▶ [Task]
The entries below are to be written out again without alteration.

▶ [Source data]
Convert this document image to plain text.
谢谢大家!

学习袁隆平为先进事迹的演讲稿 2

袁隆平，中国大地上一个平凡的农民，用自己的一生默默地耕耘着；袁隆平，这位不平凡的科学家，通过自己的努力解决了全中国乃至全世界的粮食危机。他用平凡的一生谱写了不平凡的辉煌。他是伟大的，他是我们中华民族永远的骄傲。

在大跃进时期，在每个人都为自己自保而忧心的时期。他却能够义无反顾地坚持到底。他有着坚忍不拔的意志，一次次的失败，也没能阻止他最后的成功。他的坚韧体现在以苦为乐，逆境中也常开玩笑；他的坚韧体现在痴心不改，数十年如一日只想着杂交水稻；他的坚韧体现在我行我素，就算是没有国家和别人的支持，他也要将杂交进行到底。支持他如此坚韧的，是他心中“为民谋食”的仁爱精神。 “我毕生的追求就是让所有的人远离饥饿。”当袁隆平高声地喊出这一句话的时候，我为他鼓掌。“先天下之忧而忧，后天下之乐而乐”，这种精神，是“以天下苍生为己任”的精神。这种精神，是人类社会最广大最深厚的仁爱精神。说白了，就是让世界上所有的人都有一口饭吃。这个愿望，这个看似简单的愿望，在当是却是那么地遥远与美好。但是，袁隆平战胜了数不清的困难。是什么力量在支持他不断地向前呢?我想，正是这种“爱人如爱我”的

▶ [Written solution]
Convert this document image to plain text.
谢谢大家!

学习袁隆平为先进事迹的演讲稿 2

袁隆平，中国大地上一个平凡的农民，用自己的一生默默地耕耘着；袁隆平，这位不平凡的科学家，通过自己的努力解决了全中国乃至全世界的粮食危机。他用平凡的一生谱写了不平凡的辉煌。他是伟大的，他是我们中华民族永远的骄傲。

在大跃进时期，在每个人都为自己自保而忧心的时期。他却能够义无反顾地坚持到底。他有着坚忍不拔的意志，一次次的失败，也没能阻止他最后的成功。他的坚韧体现在以苦为乐，逆境中也常开玩笑；他的坚韧体现在痴心不改，数十年如一日只想着杂交水稻；他的坚韧体现在我行我素，就算是没有国家和别人的支持，他也要将杂交进行到底。支持他如此坚韧的，是他心中“为民谋食”的仁爱精神。 “我毕生的追求就是让所有的人远离饥饿。”当袁隆平高声地喊出这一句话的时候，我为他鼓掌。“先天下之忧而忧，后天下之乐而乐”，这种精神，是“以天下苍生为己任”的精神。这种精神，是人类社会最广大最深厚的仁爱精神。说白了，就是让世界上所有的人都有一口饭吃。这个愿望，这个看似简单的愿望，在当是却是那么地遥远与美好。但是，袁隆平战胜了数不清的困难。是什么力量在支持他不断地向前呢?我想，正是这种“爱人如爱我”的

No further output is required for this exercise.